- _EXERCISE OBJECTIVE_
Count the lines that hold the string "this". Reply with the number alone.

++++++++

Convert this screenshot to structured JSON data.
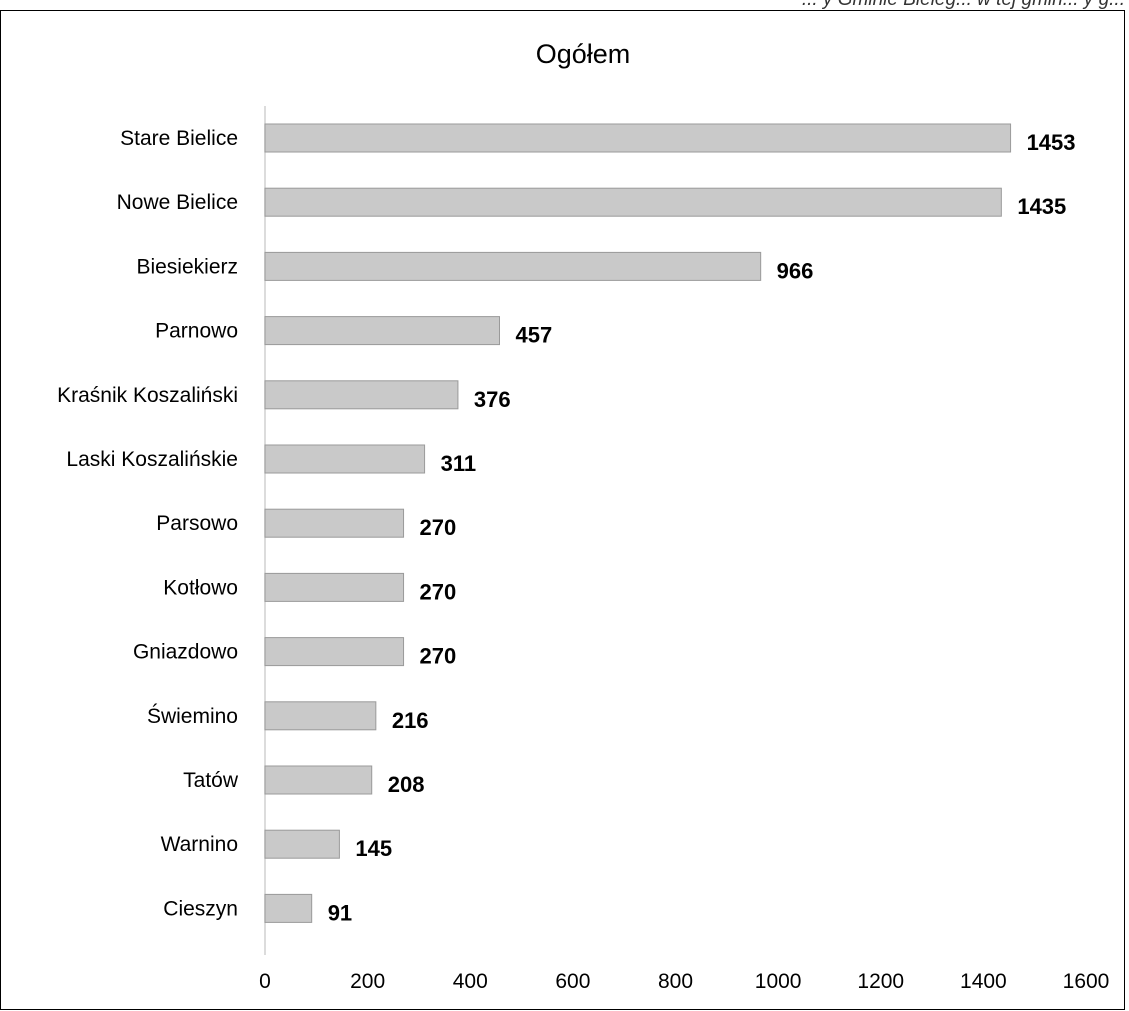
{
  "page_header_text": "... y Gminie Bieleg... w tej gmin... y g...",
  "chart_data": {
    "type": "bar",
    "orientation": "horizontal",
    "title": "Ogółem",
    "categories": [
      "Stare Bielice",
      "Nowe Bielice",
      "Biesiekierz",
      "Parnowo",
      "Kraśnik Koszaliński",
      "Laski Koszalińskie",
      "Parsowo",
      "Kotłowo",
      "Gniazdowo",
      "Świemino",
      "Tatów",
      "Warnino",
      "Cieszyn"
    ],
    "values": [
      1453,
      1435,
      966,
      457,
      376,
      311,
      270,
      270,
      270,
      216,
      208,
      145,
      91
    ],
    "xlim": [
      0,
      1600
    ],
    "x_ticks": [
      0,
      200,
      400,
      600,
      800,
      1000,
      1200,
      1400,
      1600
    ],
    "data_labels": true,
    "grid": false,
    "legend": "none",
    "colors": {
      "bar_fill": "#c9c9c9",
      "bar_stroke": "#9a9a9a",
      "axis_line": "#d0d0d0",
      "text": "#000000"
    }
  }
}
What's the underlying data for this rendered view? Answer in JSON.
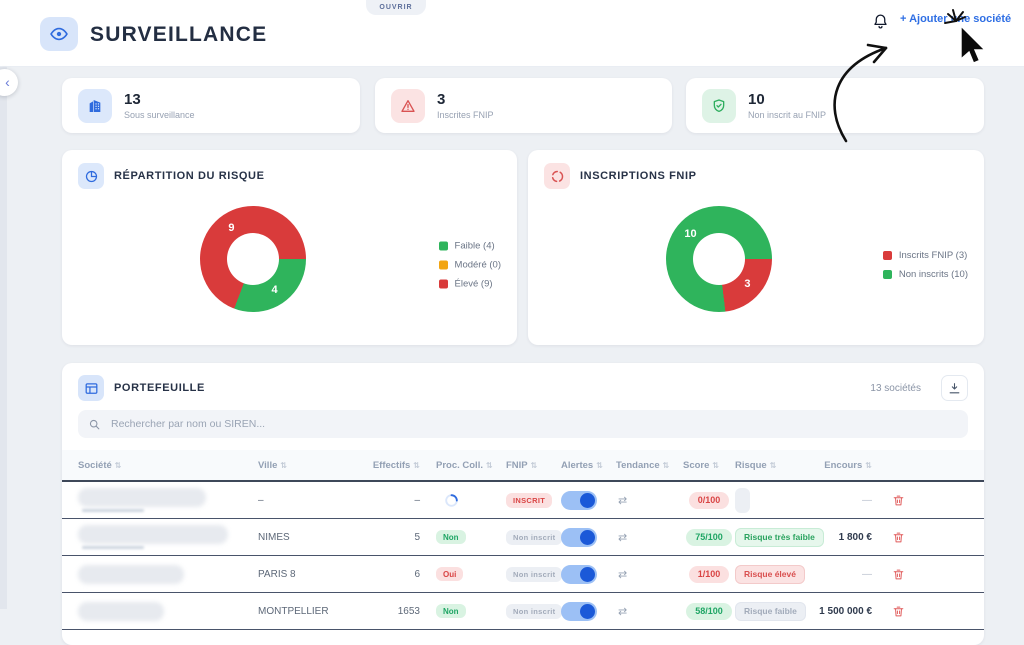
{
  "header": {
    "title": "SURVEILLANCE",
    "tab_label": "OUVRIR",
    "add_society_label": "+ Ajouter une société",
    "collapse_icon": "‹"
  },
  "stats": [
    {
      "icon": "building-icon",
      "value": "13",
      "label": "Sous surveillance",
      "accent": "#2f6bde",
      "icon_bg": "#dce8fb"
    },
    {
      "icon": "alert-triangle-icon",
      "value": "3",
      "label": "Inscrites FNIP",
      "accent": "#d95252",
      "icon_bg": "#fbe3e3"
    },
    {
      "icon": "shield-check-icon",
      "value": "10",
      "label": "Non inscrit au FNIP",
      "accent": "#2fae5f",
      "icon_bg": "#def3e6"
    }
  ],
  "chart_data": [
    {
      "type": "pie",
      "title": "RÉPARTITION DU RISQUE",
      "icon": "pie-chart-icon",
      "icon_color": "#2f6bde",
      "icon_bg": "#dce8fb",
      "donut": true,
      "start_angle_deg": 90,
      "categories": [
        "Faible",
        "Modéré",
        "Élevé"
      ],
      "values": [
        4,
        0,
        9
      ],
      "colors": [
        "#2fb45c",
        "#f2a513",
        "#d93b3b"
      ],
      "slice_labels": [
        "4",
        "",
        "9"
      ],
      "legend": [
        "Faible (4)",
        "Modéré (0)",
        "Élevé (9)"
      ],
      "legend_position": "right"
    },
    {
      "type": "pie",
      "title": "INSCRIPTIONS FNIP",
      "icon": "refresh-icon",
      "icon_color": "#d95252",
      "icon_bg": "#fbe3e3",
      "donut": true,
      "start_angle_deg": 90,
      "categories": [
        "Inscrits FNIP",
        "Non inscrits"
      ],
      "values": [
        3,
        10
      ],
      "colors": [
        "#d93b3b",
        "#2fb45c"
      ],
      "slice_labels": [
        "3",
        "10"
      ],
      "legend": [
        "Inscrits FNIP (3)",
        "Non inscrits (10)"
      ],
      "legend_position": "right"
    }
  ],
  "portfolio": {
    "title": "PORTEFEUILLE",
    "count_label": "13 sociétés",
    "search_placeholder": "Rechercher par nom ou SIREN...",
    "sort_glyph": "⇅",
    "columns": [
      "Société",
      "Ville",
      "Effectifs",
      "Proc. Coll.",
      "FNIP",
      "Alertes",
      "Tendance",
      "Score",
      "Risque",
      "Encours"
    ],
    "rows": [
      {
        "societe_redacted": true,
        "ville": "–",
        "effectifs": "–",
        "proc_coll": {
          "kind": "spinner"
        },
        "fnip": {
          "text": "INSCRIT",
          "style": "red"
        },
        "alertes_on": true,
        "tendance": "⇄",
        "score": {
          "text": "0/100",
          "style": "red"
        },
        "risque": {
          "text": "",
          "style": "empty"
        },
        "encours": "—"
      },
      {
        "societe_redacted": true,
        "ville": "NIMES",
        "effectifs": "5",
        "proc_coll": {
          "kind": "badge",
          "text": "Non",
          "style": "green"
        },
        "fnip": {
          "text": "Non inscrit",
          "style": "gray"
        },
        "alertes_on": true,
        "tendance": "⇄",
        "score": {
          "text": "75/100",
          "style": "green"
        },
        "risque": {
          "text": "Risque très faible",
          "style": "green"
        },
        "encours": "1 800 €"
      },
      {
        "societe_redacted": true,
        "ville": "PARIS 8",
        "effectifs": "6",
        "proc_coll": {
          "kind": "badge",
          "text": "Oui",
          "style": "red"
        },
        "fnip": {
          "text": "Non inscrit",
          "style": "gray"
        },
        "alertes_on": true,
        "tendance": "⇄",
        "score": {
          "text": "1/100",
          "style": "red"
        },
        "risque": {
          "text": "Risque élevé",
          "style": "red"
        },
        "encours": "—"
      },
      {
        "societe_redacted": true,
        "ville": "MONTPELLIER",
        "effectifs": "1653",
        "proc_coll": {
          "kind": "badge",
          "text": "Non",
          "style": "green"
        },
        "fnip": {
          "text": "Non inscrit",
          "style": "gray"
        },
        "alertes_on": true,
        "tendance": "⇄",
        "score": {
          "text": "58/100",
          "style": "green"
        },
        "risque": {
          "text": "Risque faible",
          "style": "muted"
        },
        "encours": "1 500 000 €"
      }
    ]
  }
}
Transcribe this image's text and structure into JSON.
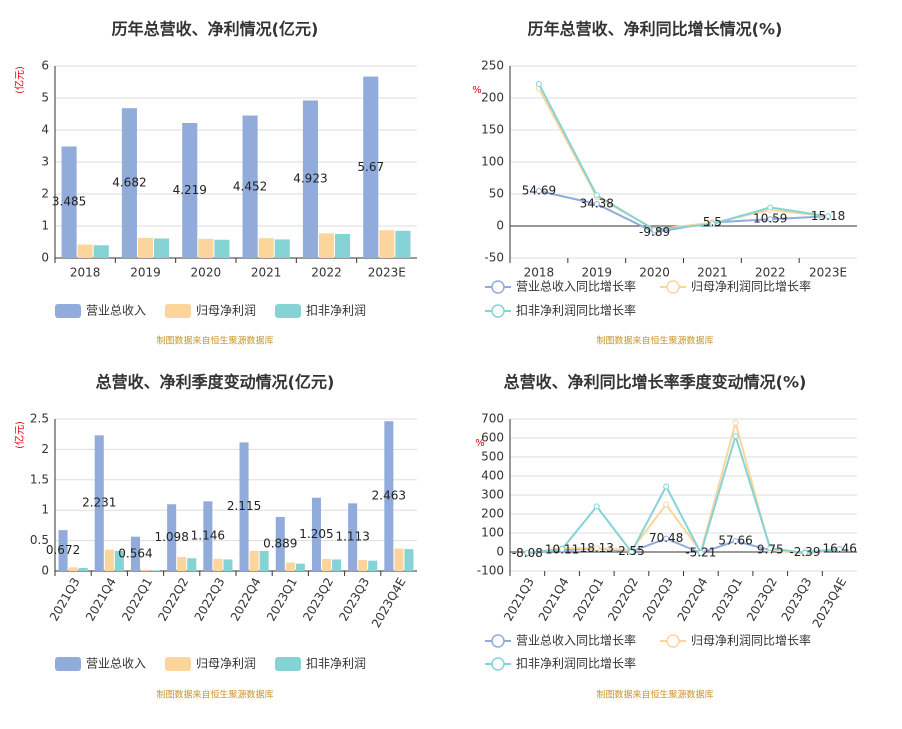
{
  "chart_data": [
    {
      "type": "bar",
      "title": "历年总营收、净利情况(亿元)",
      "y_label": "(亿元)",
      "source": "制图数据来自恒生聚源数据库",
      "categories": [
        "2018",
        "2019",
        "2020",
        "2021",
        "2022",
        "2023E"
      ],
      "series": [
        {
          "name": "营业总收入",
          "color": "#91acdb",
          "show_labels": true,
          "values": [
            3.485,
            4.682,
            4.219,
            4.452,
            4.923,
            5.67
          ]
        },
        {
          "name": "归母净利润",
          "color": "#fcd59c",
          "values": [
            0.42,
            0.63,
            0.6,
            0.62,
            0.77,
            0.87
          ]
        },
        {
          "name": "扣非净利润",
          "color": "#86d3d6",
          "values": [
            0.4,
            0.61,
            0.57,
            0.58,
            0.75,
            0.85
          ]
        }
      ],
      "ylim": [
        0,
        6
      ],
      "yticks": [
        0,
        1,
        2,
        3,
        4,
        5,
        6
      ],
      "grid": true
    },
    {
      "type": "line",
      "title": "历年总营收、净利同比增长情况(%)",
      "y_label": "%",
      "source": "制图数据来自恒生聚源数据库",
      "categories": [
        "2018",
        "2019",
        "2020",
        "2021",
        "2022",
        "2023E"
      ],
      "series": [
        {
          "name": "营业总收入同比增长率",
          "color": "#91acdb",
          "show_labels": true,
          "values": [
            54.69,
            34.38,
            -9.89,
            5.5,
            10.59,
            15.18
          ]
        },
        {
          "name": "归母净利润同比增长率",
          "color": "#fcd59c",
          "values": [
            215,
            45,
            -5,
            5,
            25,
            15
          ]
        },
        {
          "name": "扣非净利润同比增长率",
          "color": "#86d3d6",
          "values": [
            222,
            48,
            -6,
            3,
            29,
            15
          ]
        }
      ],
      "ylim": [
        -50,
        250
      ],
      "yticks": [
        -50,
        0,
        50,
        100,
        150,
        200,
        250
      ],
      "grid": true
    },
    {
      "type": "bar",
      "title": "总营收、净利季度变动情况(亿元)",
      "y_label": "(亿元)",
      "source": "制图数据来自恒生聚源数据库",
      "categories": [
        "2021Q3",
        "2021Q4",
        "2022Q1",
        "2022Q2",
        "2022Q3",
        "2022Q4",
        "2023Q1",
        "2023Q2",
        "2023Q3",
        "2023Q4E"
      ],
      "series": [
        {
          "name": "营业总收入",
          "color": "#91acdb",
          "show_labels": true,
          "values": [
            0.672,
            2.231,
            0.564,
            1.098,
            1.146,
            2.115,
            0.889,
            1.205,
            1.113,
            2.463
          ]
        },
        {
          "name": "归母净利润",
          "color": "#fcd59c",
          "values": [
            0.06,
            0.35,
            0.02,
            0.23,
            0.2,
            0.33,
            0.14,
            0.2,
            0.18,
            0.37
          ]
        },
        {
          "name": "扣非净利润",
          "color": "#86d3d6",
          "values": [
            0.05,
            0.33,
            0.01,
            0.21,
            0.19,
            0.33,
            0.12,
            0.19,
            0.17,
            0.36
          ]
        }
      ],
      "ylim": [
        0,
        2.5
      ],
      "yticks": [
        0,
        0.5,
        1,
        1.5,
        2,
        2.5
      ],
      "grid": true
    },
    {
      "type": "line",
      "title": "总营收、净利同比增长率季度变动情况(%)",
      "y_label": "%",
      "source": "制图数据来自恒生聚源数据库",
      "categories": [
        "2021Q3",
        "2021Q4",
        "2022Q1",
        "2022Q2",
        "2022Q3",
        "2022Q4",
        "2023Q1",
        "2023Q2",
        "2023Q3",
        "2023Q4E"
      ],
      "series": [
        {
          "name": "营业总收入同比增长率",
          "color": "#91acdb",
          "show_labels": true,
          "values": [
            -8.08,
            10.11,
            18.13,
            2.55,
            70.48,
            -5.21,
            57.66,
            9.75,
            -2.39,
            16.46
          ]
        },
        {
          "name": "归母净利润同比增长率",
          "color": "#fcd59c",
          "values": [
            -5,
            20,
            20,
            10,
            250,
            0,
            680,
            10,
            -10,
            15
          ]
        },
        {
          "name": "扣非净利润同比增长率",
          "color": "#86d3d6",
          "values": [
            -5,
            15,
            240,
            0,
            345,
            -5,
            610,
            20,
            -5,
            15
          ]
        }
      ],
      "ylim": [
        -100,
        700
      ],
      "yticks": [
        -100,
        0,
        100,
        200,
        300,
        400,
        500,
        600,
        700
      ],
      "grid": true
    }
  ]
}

++++++++

- _FINAL ANSWER_
3